GIVEN EXERCISE:
Find every line in the records that holds the string "name". Copy each one.

MATERIAL FOR THIS TASK:

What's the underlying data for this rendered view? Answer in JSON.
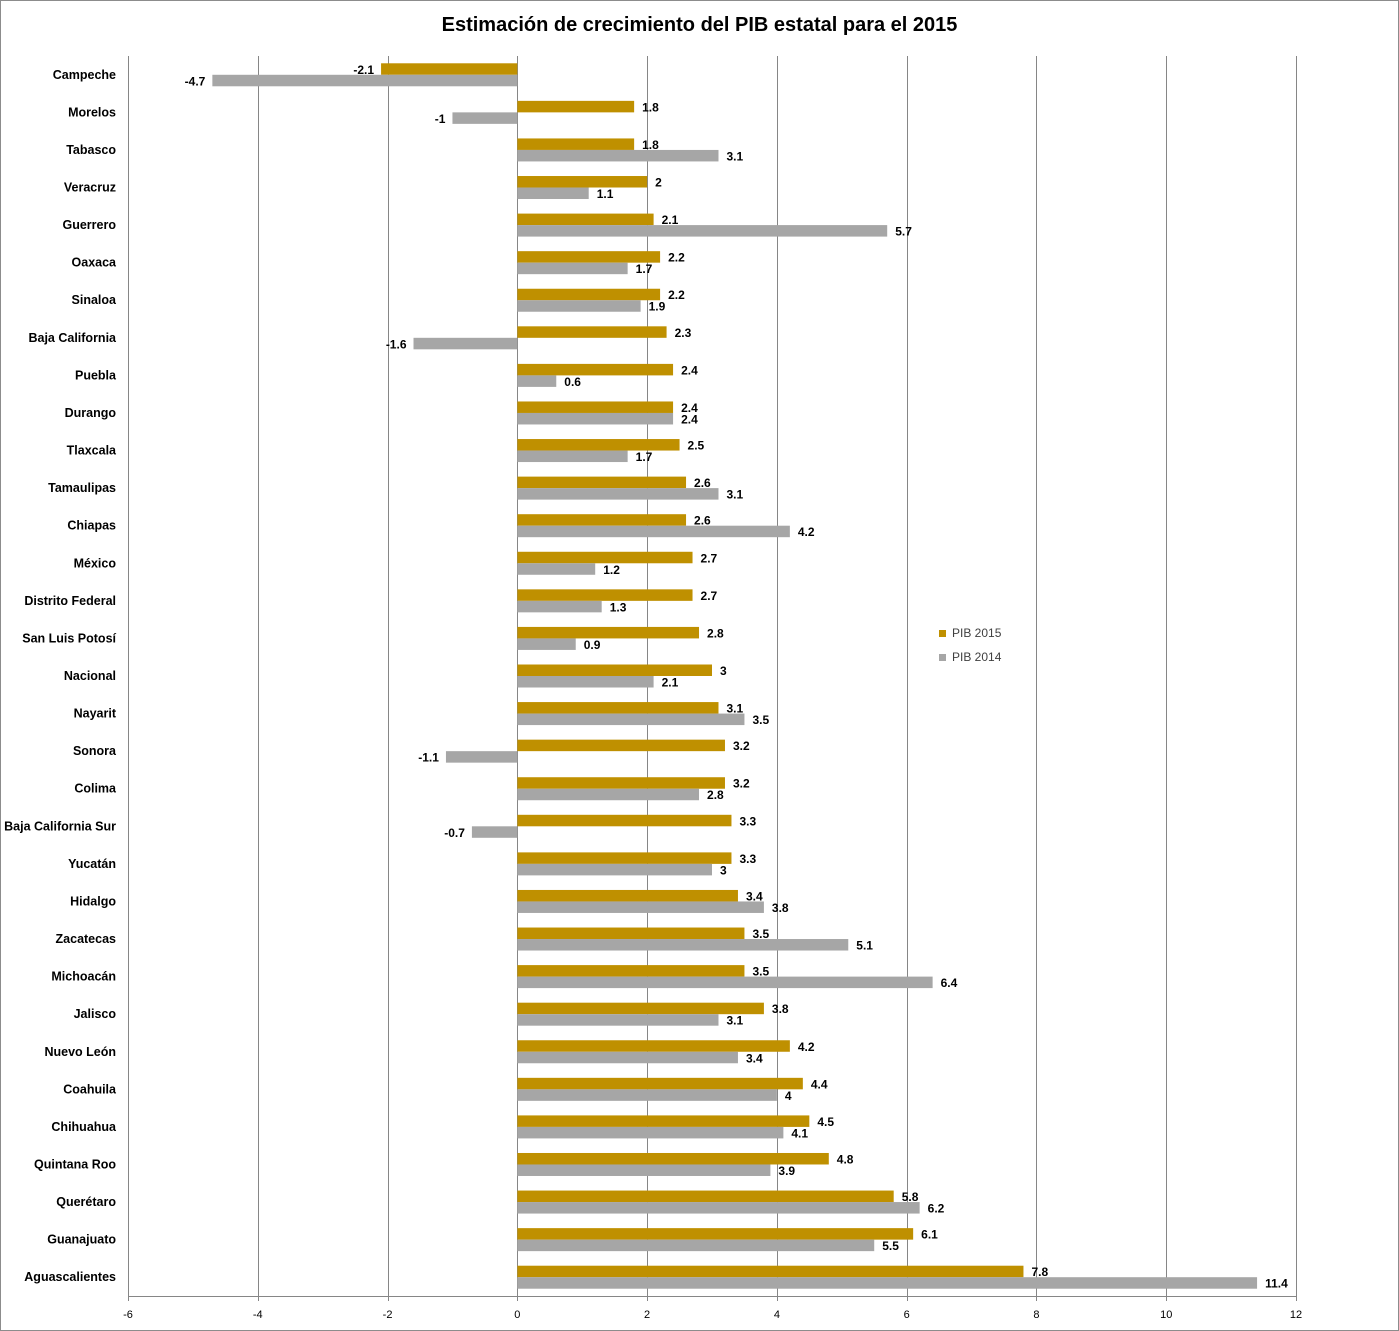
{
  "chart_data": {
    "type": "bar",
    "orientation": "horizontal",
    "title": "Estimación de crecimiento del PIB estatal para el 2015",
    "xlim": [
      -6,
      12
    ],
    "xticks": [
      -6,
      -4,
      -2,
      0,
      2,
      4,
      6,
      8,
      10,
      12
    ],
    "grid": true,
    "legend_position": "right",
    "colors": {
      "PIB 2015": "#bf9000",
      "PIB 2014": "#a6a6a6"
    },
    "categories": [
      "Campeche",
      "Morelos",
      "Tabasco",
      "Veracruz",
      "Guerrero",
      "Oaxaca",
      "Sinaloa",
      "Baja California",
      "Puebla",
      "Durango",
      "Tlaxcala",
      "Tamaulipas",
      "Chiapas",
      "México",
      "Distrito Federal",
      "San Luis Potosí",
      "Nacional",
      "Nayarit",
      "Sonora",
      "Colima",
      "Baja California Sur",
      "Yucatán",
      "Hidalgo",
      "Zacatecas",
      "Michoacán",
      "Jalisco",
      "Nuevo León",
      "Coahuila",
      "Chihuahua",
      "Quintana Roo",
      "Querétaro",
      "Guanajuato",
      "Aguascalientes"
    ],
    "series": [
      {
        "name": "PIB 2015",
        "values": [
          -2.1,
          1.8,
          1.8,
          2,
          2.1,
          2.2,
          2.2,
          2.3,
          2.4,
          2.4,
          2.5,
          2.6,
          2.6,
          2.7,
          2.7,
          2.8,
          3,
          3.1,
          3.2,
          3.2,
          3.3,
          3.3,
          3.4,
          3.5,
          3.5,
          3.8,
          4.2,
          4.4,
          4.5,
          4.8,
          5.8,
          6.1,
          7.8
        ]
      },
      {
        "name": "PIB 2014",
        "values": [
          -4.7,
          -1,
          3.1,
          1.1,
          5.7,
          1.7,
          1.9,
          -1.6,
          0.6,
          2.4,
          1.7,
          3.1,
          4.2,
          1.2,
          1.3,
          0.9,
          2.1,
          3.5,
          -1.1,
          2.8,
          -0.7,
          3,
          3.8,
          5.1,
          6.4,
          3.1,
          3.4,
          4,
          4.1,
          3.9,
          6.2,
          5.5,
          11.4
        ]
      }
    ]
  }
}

...

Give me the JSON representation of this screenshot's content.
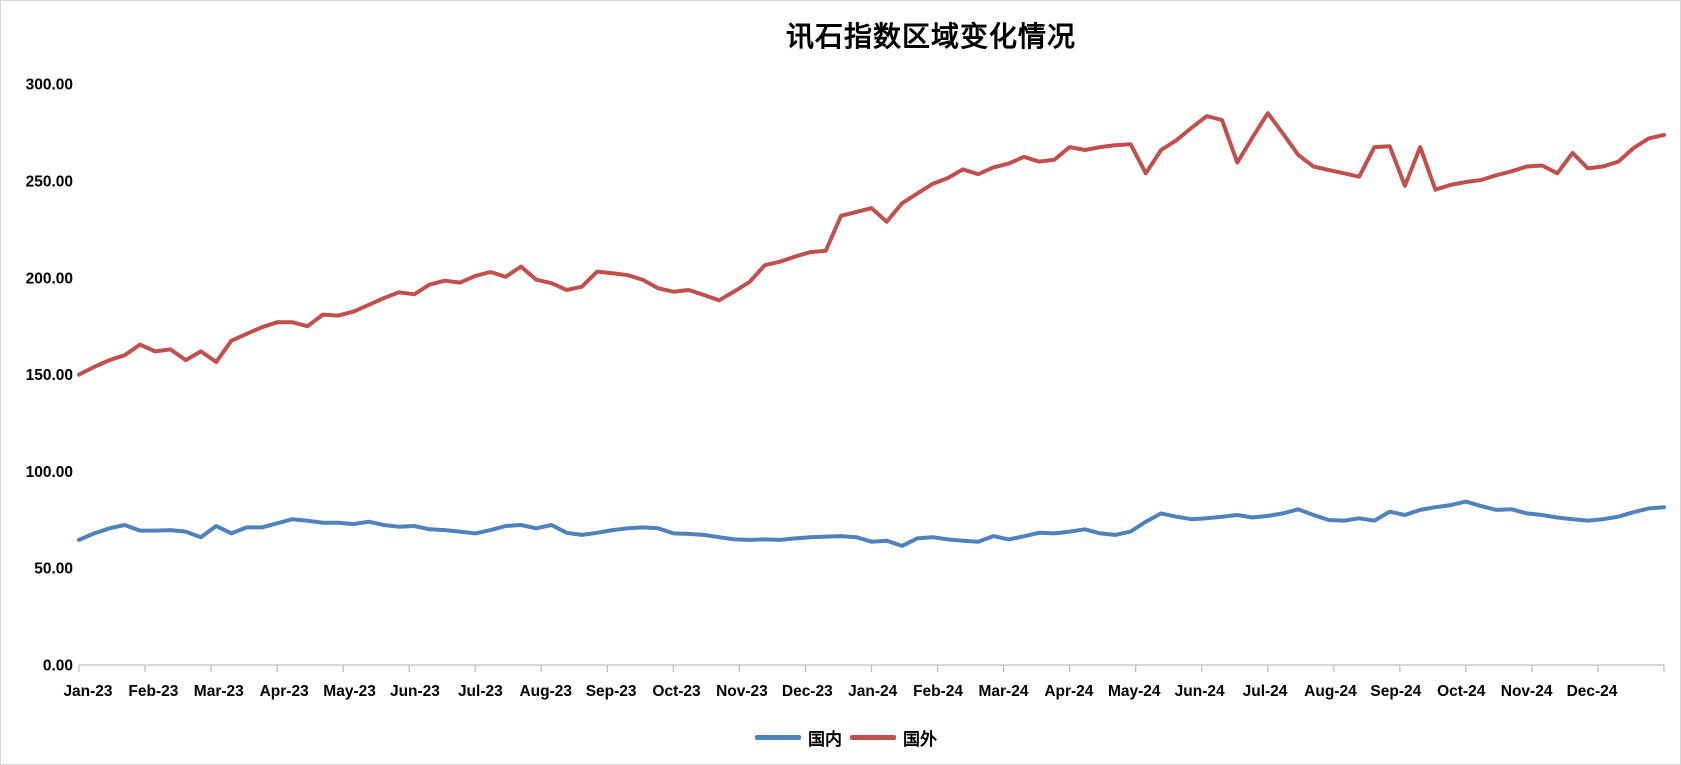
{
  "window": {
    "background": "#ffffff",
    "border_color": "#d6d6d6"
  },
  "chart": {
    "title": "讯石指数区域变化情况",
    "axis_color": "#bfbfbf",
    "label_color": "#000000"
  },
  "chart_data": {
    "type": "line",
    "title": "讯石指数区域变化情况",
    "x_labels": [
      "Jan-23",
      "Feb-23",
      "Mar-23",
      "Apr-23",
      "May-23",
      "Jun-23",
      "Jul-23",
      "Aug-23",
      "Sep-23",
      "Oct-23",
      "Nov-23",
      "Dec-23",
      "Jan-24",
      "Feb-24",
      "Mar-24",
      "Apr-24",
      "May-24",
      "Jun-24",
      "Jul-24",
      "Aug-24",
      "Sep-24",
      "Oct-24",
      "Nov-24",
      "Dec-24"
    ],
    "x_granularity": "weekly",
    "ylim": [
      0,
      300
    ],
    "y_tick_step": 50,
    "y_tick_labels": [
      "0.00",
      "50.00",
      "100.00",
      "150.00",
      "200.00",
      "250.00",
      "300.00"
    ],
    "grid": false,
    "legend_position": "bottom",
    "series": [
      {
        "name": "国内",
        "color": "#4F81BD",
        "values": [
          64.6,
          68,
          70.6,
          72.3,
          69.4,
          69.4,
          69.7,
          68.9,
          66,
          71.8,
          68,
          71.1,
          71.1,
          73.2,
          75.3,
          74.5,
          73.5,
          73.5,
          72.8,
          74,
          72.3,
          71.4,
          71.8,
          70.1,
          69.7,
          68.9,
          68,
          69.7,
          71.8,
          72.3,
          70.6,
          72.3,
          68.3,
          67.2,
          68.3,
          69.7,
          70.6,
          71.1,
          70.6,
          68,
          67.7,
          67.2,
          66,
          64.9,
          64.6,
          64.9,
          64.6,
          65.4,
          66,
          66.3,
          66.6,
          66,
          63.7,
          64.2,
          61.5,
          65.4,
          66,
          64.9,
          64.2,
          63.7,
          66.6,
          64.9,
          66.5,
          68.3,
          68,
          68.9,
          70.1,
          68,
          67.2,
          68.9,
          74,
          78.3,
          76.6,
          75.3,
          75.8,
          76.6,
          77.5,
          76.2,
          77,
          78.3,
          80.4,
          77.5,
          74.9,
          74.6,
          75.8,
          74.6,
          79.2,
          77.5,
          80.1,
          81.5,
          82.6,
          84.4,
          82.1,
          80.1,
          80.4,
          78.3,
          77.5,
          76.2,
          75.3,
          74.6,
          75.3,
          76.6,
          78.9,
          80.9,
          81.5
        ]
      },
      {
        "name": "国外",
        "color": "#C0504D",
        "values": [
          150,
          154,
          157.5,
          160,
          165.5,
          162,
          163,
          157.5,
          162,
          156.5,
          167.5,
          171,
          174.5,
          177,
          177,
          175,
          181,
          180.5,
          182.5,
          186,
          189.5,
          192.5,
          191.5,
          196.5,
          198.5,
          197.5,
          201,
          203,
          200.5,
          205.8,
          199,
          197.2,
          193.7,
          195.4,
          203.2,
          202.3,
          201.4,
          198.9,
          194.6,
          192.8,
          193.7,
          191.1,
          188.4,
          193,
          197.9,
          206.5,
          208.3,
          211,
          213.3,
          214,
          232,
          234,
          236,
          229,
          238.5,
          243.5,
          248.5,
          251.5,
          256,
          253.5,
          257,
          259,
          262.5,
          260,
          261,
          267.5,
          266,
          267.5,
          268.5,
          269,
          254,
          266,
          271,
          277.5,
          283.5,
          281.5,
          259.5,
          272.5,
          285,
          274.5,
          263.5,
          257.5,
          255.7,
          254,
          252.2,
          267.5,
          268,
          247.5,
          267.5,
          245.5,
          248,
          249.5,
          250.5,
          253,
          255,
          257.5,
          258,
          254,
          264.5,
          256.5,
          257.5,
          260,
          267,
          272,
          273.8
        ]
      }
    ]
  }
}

COMPLETE ANSWER:
        "name": "PIB 2015",
        "name": "PIB 2014",
        "name": "国内",
        "name": "国外",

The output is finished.